### What is being asked
From the data that follows, copy every line holding the string "name".

### Data for this task
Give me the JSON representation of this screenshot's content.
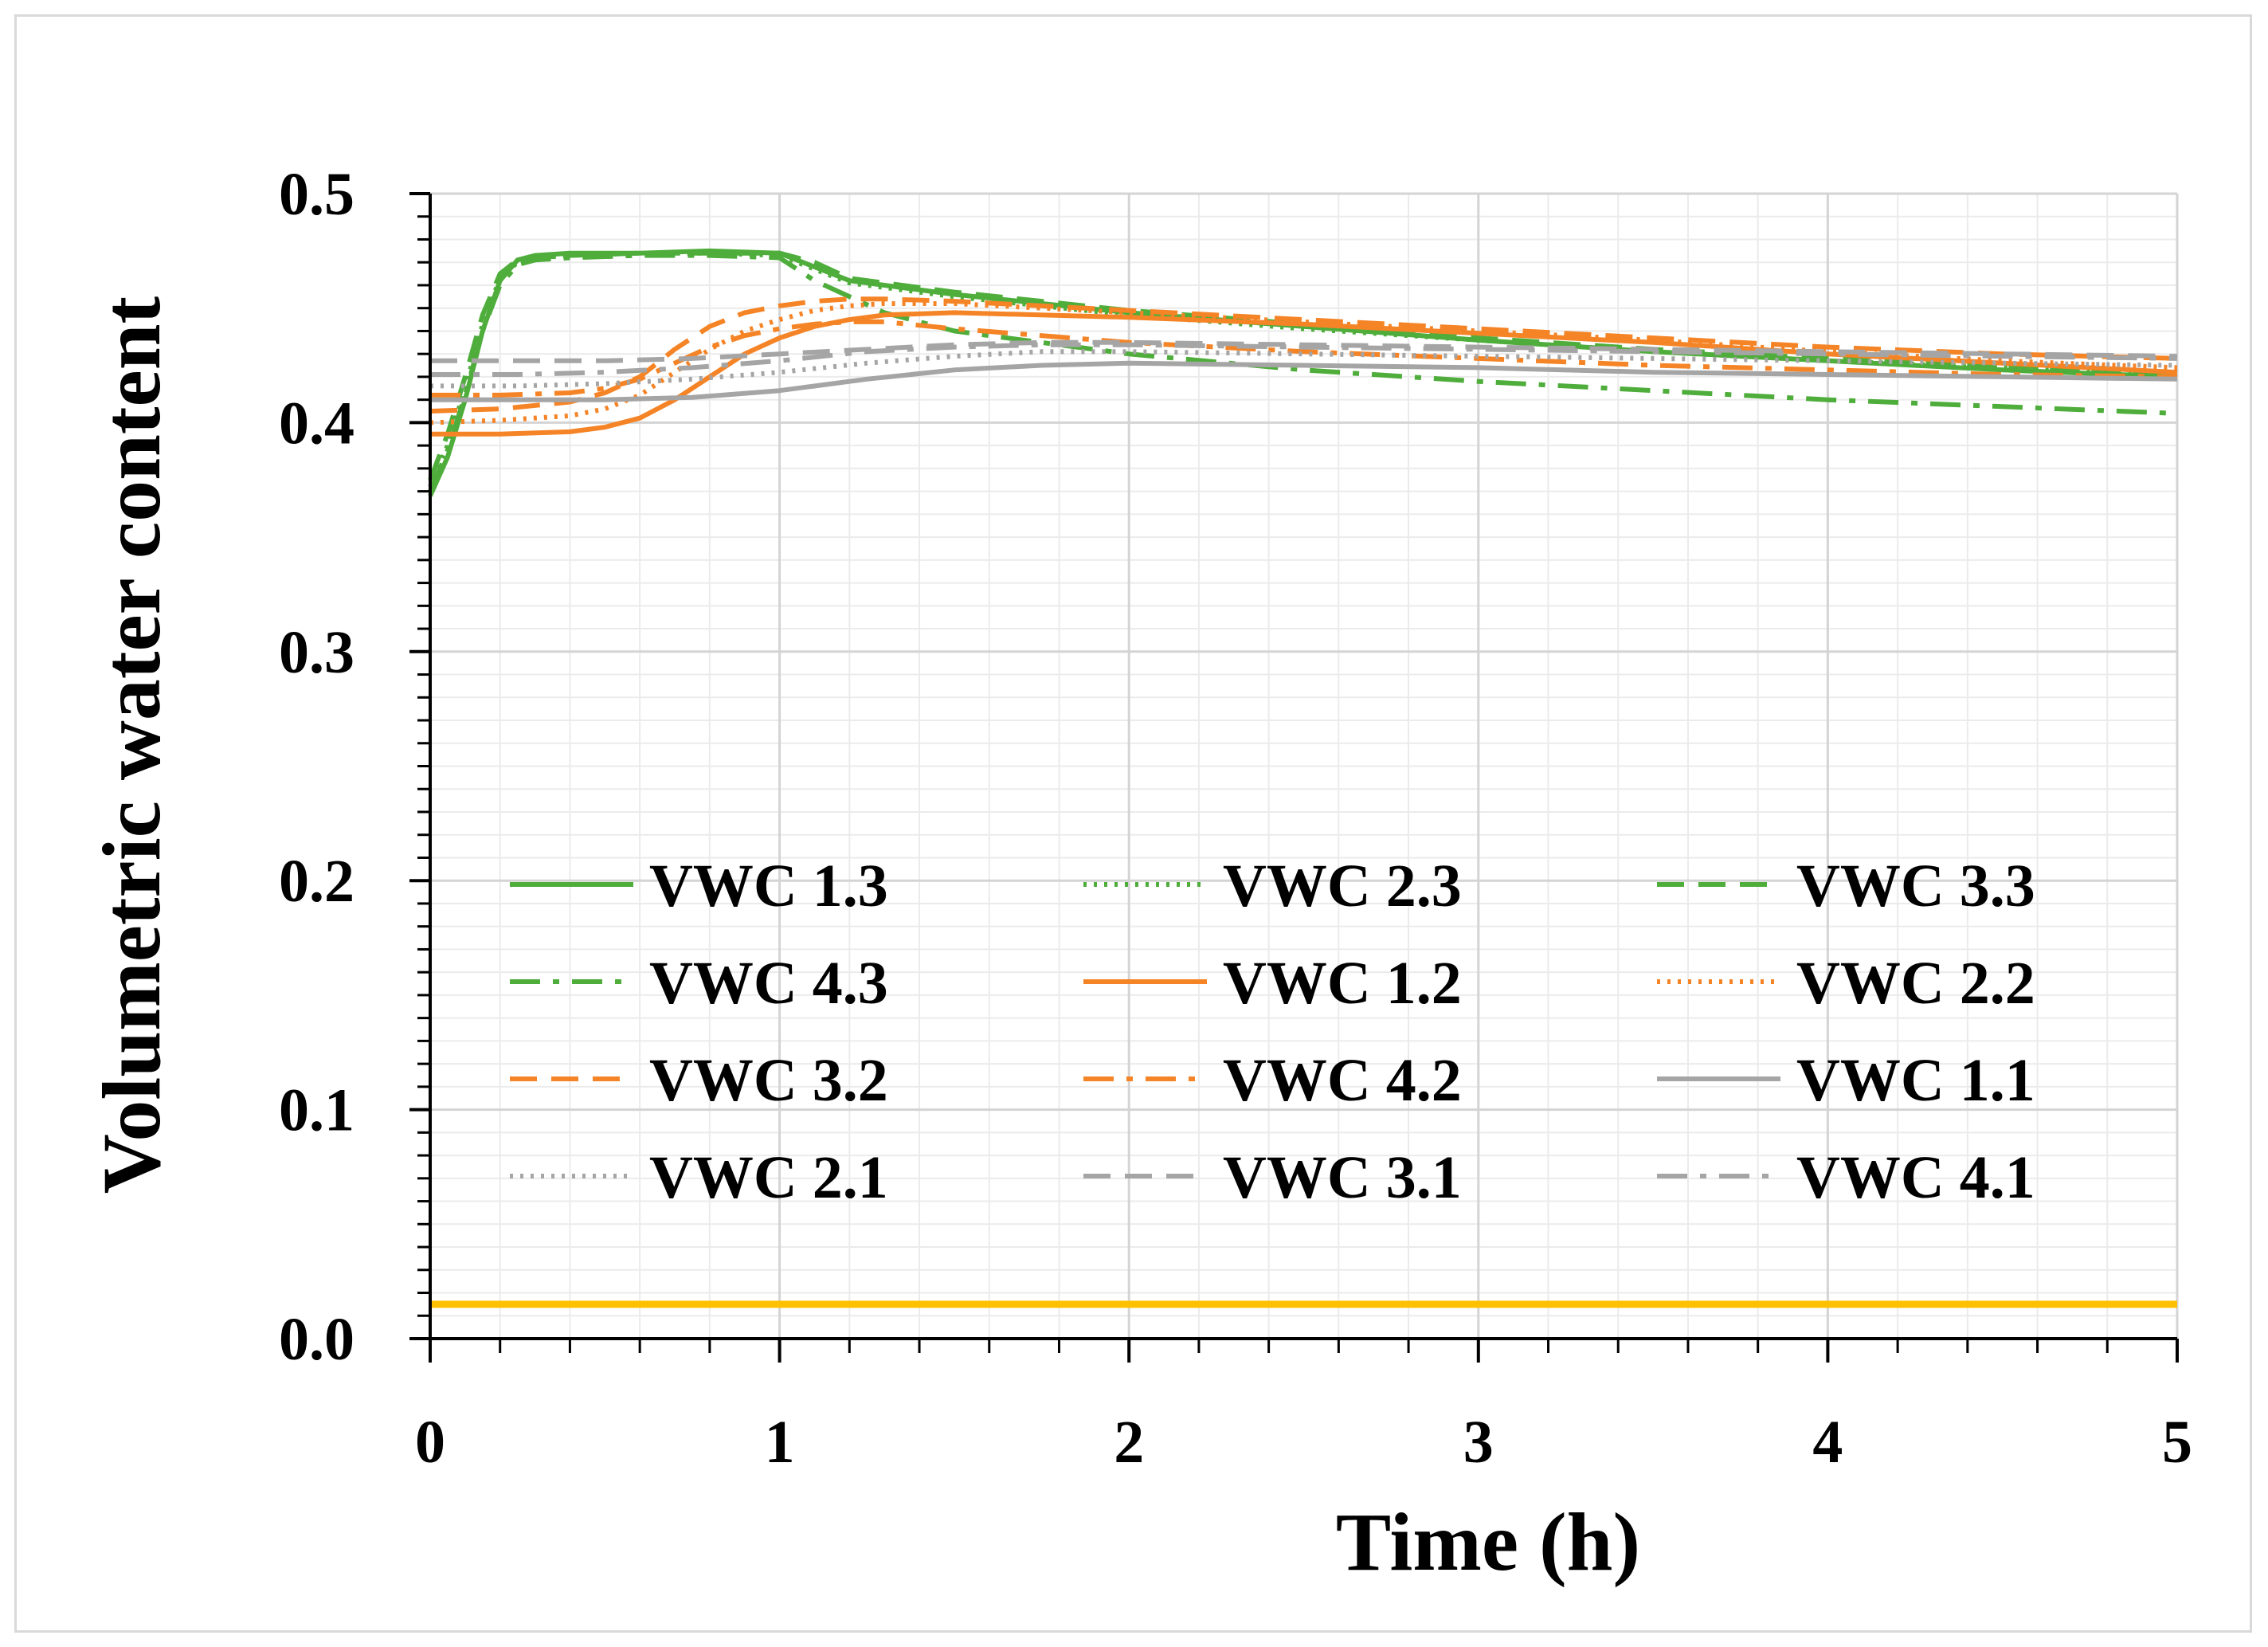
{
  "chart_data": {
    "type": "line",
    "xlabel": "Time (h)",
    "ylabel": "Volumetric water content",
    "xlim": [
      0,
      5
    ],
    "ylim": [
      0,
      0.5
    ],
    "xticks": [
      "0",
      "1",
      "2",
      "3",
      "4",
      "5"
    ],
    "yticks": [
      "0.0",
      "0.1",
      "0.2",
      "0.3",
      "0.4",
      "0.5"
    ],
    "grid": true,
    "legend_position": "center",
    "reference_line": {
      "y": 0.015,
      "color": "#FFC000"
    },
    "series": [
      {
        "name": "VWC 1.3",
        "color": "#4EAD3B",
        "dash": "solid",
        "x": [
          0,
          0.05,
          0.1,
          0.15,
          0.2,
          0.25,
          0.3,
          0.4,
          0.6,
          0.8,
          1.0,
          1.1,
          1.2,
          1.5,
          2.0,
          2.5,
          3.0,
          3.5,
          4.0,
          4.5,
          5.0
        ],
        "y": [
          0.368,
          0.385,
          0.41,
          0.44,
          0.462,
          0.471,
          0.473,
          0.474,
          0.474,
          0.475,
          0.474,
          0.468,
          0.462,
          0.456,
          0.448,
          0.442,
          0.436,
          0.431,
          0.427,
          0.423,
          0.42
        ]
      },
      {
        "name": "VWC 2.3",
        "color": "#4EAD3B",
        "dash": "dot",
        "x": [
          0,
          0.05,
          0.1,
          0.15,
          0.2,
          0.25,
          0.3,
          0.4,
          0.6,
          0.8,
          1.0,
          1.1,
          1.2,
          1.5,
          2.0,
          2.5,
          3.0,
          3.5,
          4.0,
          4.5,
          5.0
        ],
        "y": [
          0.372,
          0.39,
          0.415,
          0.443,
          0.463,
          0.47,
          0.472,
          0.473,
          0.474,
          0.474,
          0.473,
          0.467,
          0.461,
          0.455,
          0.447,
          0.441,
          0.436,
          0.431,
          0.427,
          0.424,
          0.421
        ]
      },
      {
        "name": "VWC 3.3",
        "color": "#4EAD3B",
        "dash": "dash",
        "x": [
          0,
          0.05,
          0.1,
          0.15,
          0.2,
          0.25,
          0.3,
          0.4,
          0.6,
          0.8,
          1.0,
          1.1,
          1.2,
          1.5,
          2.0,
          2.5,
          3.0,
          3.5,
          4.0,
          4.5,
          5.0
        ],
        "y": [
          0.375,
          0.395,
          0.42,
          0.447,
          0.465,
          0.471,
          0.472,
          0.473,
          0.474,
          0.474,
          0.474,
          0.47,
          0.463,
          0.457,
          0.449,
          0.443,
          0.437,
          0.432,
          0.428,
          0.425,
          0.422
        ]
      },
      {
        "name": "VWC 4.3",
        "color": "#4EAD3B",
        "dash": "dashdot",
        "x": [
          0,
          0.05,
          0.1,
          0.15,
          0.2,
          0.25,
          0.3,
          0.4,
          0.6,
          0.8,
          1.0,
          1.1,
          1.3,
          1.5,
          2.0,
          2.5,
          3.0,
          3.5,
          4.0,
          4.5,
          5.0
        ],
        "y": [
          0.37,
          0.388,
          0.412,
          0.44,
          0.46,
          0.469,
          0.471,
          0.472,
          0.473,
          0.473,
          0.472,
          0.462,
          0.448,
          0.44,
          0.43,
          0.423,
          0.418,
          0.414,
          0.41,
          0.407,
          0.404
        ]
      },
      {
        "name": "VWC 1.2",
        "color": "#F58426",
        "dash": "solid",
        "x": [
          0,
          0.2,
          0.4,
          0.5,
          0.6,
          0.7,
          0.8,
          0.9,
          1.0,
          1.1,
          1.2,
          1.3,
          1.5,
          2.0,
          2.5,
          3.0,
          3.5,
          4.0,
          4.5,
          5.0
        ],
        "y": [
          0.395,
          0.395,
          0.396,
          0.398,
          0.402,
          0.41,
          0.42,
          0.43,
          0.437,
          0.442,
          0.445,
          0.447,
          0.448,
          0.446,
          0.443,
          0.439,
          0.435,
          0.43,
          0.426,
          0.422
        ]
      },
      {
        "name": "VWC 2.2",
        "color": "#F58426",
        "dash": "dot",
        "x": [
          0,
          0.2,
          0.4,
          0.5,
          0.6,
          0.7,
          0.8,
          0.9,
          1.0,
          1.1,
          1.2,
          1.3,
          1.5,
          2.0,
          2.5,
          3.0,
          3.5,
          4.0,
          4.5,
          5.0
        ],
        "y": [
          0.4,
          0.401,
          0.403,
          0.406,
          0.412,
          0.422,
          0.432,
          0.44,
          0.445,
          0.449,
          0.451,
          0.452,
          0.452,
          0.448,
          0.444,
          0.44,
          0.436,
          0.431,
          0.427,
          0.424
        ]
      },
      {
        "name": "VWC 3.2",
        "color": "#F58426",
        "dash": "dash",
        "x": [
          0,
          0.2,
          0.4,
          0.5,
          0.6,
          0.7,
          0.8,
          0.9,
          1.0,
          1.1,
          1.2,
          1.3,
          1.5,
          2.0,
          2.5,
          3.0,
          3.5,
          4.0,
          4.5,
          5.0
        ],
        "y": [
          0.405,
          0.406,
          0.409,
          0.413,
          0.42,
          0.432,
          0.442,
          0.448,
          0.451,
          0.453,
          0.454,
          0.454,
          0.453,
          0.449,
          0.445,
          0.441,
          0.437,
          0.433,
          0.43,
          0.428
        ]
      },
      {
        "name": "VWC 4.2",
        "color": "#F58426",
        "dash": "dashdot",
        "x": [
          0,
          0.2,
          0.4,
          0.5,
          0.6,
          0.7,
          0.8,
          0.9,
          1.0,
          1.1,
          1.2,
          1.3,
          1.5,
          2.0,
          2.5,
          3.0,
          3.5,
          4.0,
          4.5,
          5.0
        ],
        "y": [
          0.412,
          0.412,
          0.413,
          0.415,
          0.419,
          0.426,
          0.433,
          0.438,
          0.441,
          0.443,
          0.444,
          0.444,
          0.441,
          0.435,
          0.431,
          0.428,
          0.425,
          0.423,
          0.421,
          0.42
        ]
      },
      {
        "name": "VWC 1.1",
        "color": "#A5A5A5",
        "dash": "solid",
        "x": [
          0,
          0.25,
          0.5,
          0.75,
          1.0,
          1.25,
          1.5,
          1.75,
          2.0,
          2.5,
          3.0,
          3.5,
          4.0,
          4.5,
          5.0
        ],
        "y": [
          0.41,
          0.41,
          0.41,
          0.411,
          0.414,
          0.419,
          0.423,
          0.425,
          0.426,
          0.425,
          0.424,
          0.422,
          0.421,
          0.42,
          0.419
        ]
      },
      {
        "name": "VWC 2.1",
        "color": "#A5A5A5",
        "dash": "dot",
        "x": [
          0,
          0.25,
          0.5,
          0.75,
          1.0,
          1.25,
          1.5,
          1.75,
          2.0,
          2.5,
          3.0,
          3.5,
          4.0,
          4.5,
          5.0
        ],
        "y": [
          0.416,
          0.416,
          0.417,
          0.419,
          0.422,
          0.426,
          0.429,
          0.431,
          0.431,
          0.43,
          0.429,
          0.428,
          0.427,
          0.426,
          0.425
        ]
      },
      {
        "name": "VWC 3.1",
        "color": "#A5A5A5",
        "dash": "dash",
        "x": [
          0,
          0.25,
          0.5,
          0.75,
          1.0,
          1.25,
          1.5,
          1.75,
          2.0,
          2.5,
          3.0,
          3.5,
          4.0,
          4.5,
          5.0
        ],
        "y": [
          0.427,
          0.427,
          0.427,
          0.428,
          0.43,
          0.432,
          0.434,
          0.435,
          0.435,
          0.434,
          0.433,
          0.432,
          0.431,
          0.43,
          0.429
        ]
      },
      {
        "name": "VWC 4.1",
        "color": "#A5A5A5",
        "dash": "dashdot",
        "x": [
          0,
          0.25,
          0.5,
          0.75,
          1.0,
          1.25,
          1.5,
          1.75,
          2.0,
          2.5,
          3.0,
          3.5,
          4.0,
          4.5,
          5.0
        ],
        "y": [
          0.421,
          0.421,
          0.422,
          0.424,
          0.427,
          0.431,
          0.433,
          0.434,
          0.434,
          0.433,
          0.432,
          0.431,
          0.43,
          0.429,
          0.428
        ]
      }
    ]
  }
}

### Reply to the exercise
        "name": "VWC 1.3",
        "name": "VWC 2.3",
        "name": "VWC 3.3",
        "name": "VWC 4.3",
        "name": "VWC 1.2",
        "name": "VWC 2.2",
        "name": "VWC 3.2",
        "name": "VWC 4.2",
        "name": "VWC 1.1",
        "name": "VWC 2.1",
        "name": "VWC 3.1",
        "name": "VWC 4.1",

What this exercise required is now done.